#### [What you have to do]
Copy all the material that follows, keeping every character the same.

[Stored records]
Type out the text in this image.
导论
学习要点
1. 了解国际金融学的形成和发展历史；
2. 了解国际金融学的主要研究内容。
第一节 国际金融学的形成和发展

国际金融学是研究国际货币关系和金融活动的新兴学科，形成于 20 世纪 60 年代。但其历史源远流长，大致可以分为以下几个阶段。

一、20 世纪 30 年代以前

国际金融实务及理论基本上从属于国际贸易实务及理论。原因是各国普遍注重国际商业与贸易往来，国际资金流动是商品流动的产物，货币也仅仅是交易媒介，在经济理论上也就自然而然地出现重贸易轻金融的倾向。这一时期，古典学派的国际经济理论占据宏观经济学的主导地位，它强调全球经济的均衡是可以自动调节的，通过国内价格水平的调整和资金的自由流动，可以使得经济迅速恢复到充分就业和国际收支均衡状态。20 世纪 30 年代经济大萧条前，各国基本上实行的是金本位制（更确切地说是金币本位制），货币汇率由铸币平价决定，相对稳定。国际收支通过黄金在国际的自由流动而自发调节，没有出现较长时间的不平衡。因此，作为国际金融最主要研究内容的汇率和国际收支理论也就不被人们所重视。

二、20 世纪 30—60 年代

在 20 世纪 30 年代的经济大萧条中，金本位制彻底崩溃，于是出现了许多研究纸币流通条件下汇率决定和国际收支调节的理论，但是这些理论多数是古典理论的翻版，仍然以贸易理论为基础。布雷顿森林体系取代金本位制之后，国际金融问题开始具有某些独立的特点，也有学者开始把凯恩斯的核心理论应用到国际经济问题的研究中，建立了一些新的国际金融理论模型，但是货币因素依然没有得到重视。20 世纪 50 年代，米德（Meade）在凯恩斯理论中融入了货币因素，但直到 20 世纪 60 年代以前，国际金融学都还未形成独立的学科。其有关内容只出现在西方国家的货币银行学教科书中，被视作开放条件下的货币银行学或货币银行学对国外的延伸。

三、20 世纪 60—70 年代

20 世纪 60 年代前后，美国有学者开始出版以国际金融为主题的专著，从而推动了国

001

#### [Result]
Type out the text in this image.
导论
学习要点
1. 了解国际金融学的形成和发展历史；
2. 了解国际金融学的主要研究内容。
第一节 国际金融学的形成和发展

国际金融学是研究国际货币关系和金融活动的新兴学科，形成于 20 世纪 60 年代。但其历史源远流长，大致可以分为以下几个阶段。

一、20 世纪 30 年代以前

国际金融实务及理论基本上从属于国际贸易实务及理论。原因是各国普遍注重国际商业与贸易往来，国际资金流动是商品流动的产物，货币也仅仅是交易媒介，在经济理论上也就自然而然地出现重贸易轻金融的倾向。这一时期，古典学派的国际经济理论占据宏观经济学的主导地位，它强调全球经济的均衡是可以自动调节的，通过国内价格水平的调整和资金的自由流动，可以使得经济迅速恢复到充分就业和国际收支均衡状态。20 世纪 30 年代经济大萧条前，各国基本上实行的是金本位制（更确切地说是金币本位制），货币汇率由铸币平价决定，相对稳定。国际收支通过黄金在国际的自由流动而自发调节，没有出现较长时间的不平衡。因此，作为国际金融最主要研究内容的汇率和国际收支理论也就不被人们所重视。

二、20 世纪 30—60 年代

在 20 世纪 30 年代的经济大萧条中，金本位制彻底崩溃，于是出现了许多研究纸币流通条件下汇率决定和国际收支调节的理论，但是这些理论多数是古典理论的翻版，仍然以贸易理论为基础。布雷顿森林体系取代金本位制之后，国际金融问题开始具有某些独立的特点，也有学者开始把凯恩斯的核心理论应用到国际经济问题的研究中，建立了一些新的国际金融理论模型，但是货币因素依然没有得到重视。20 世纪 50 年代，米德（Meade）在凯恩斯理论中融入了货币因素，但直到 20 世纪 60 年代以前，国际金融学都还未形成独立的学科。其有关内容只出现在西方国家的货币银行学教科书中，被视作开放条件下的货币银行学或货币银行学对国外的延伸。

三、20 世纪 60—70 年代

20 世纪 60 年代前后，美国有学者开始出版以国际金融为主题的专著，从而推动了国

001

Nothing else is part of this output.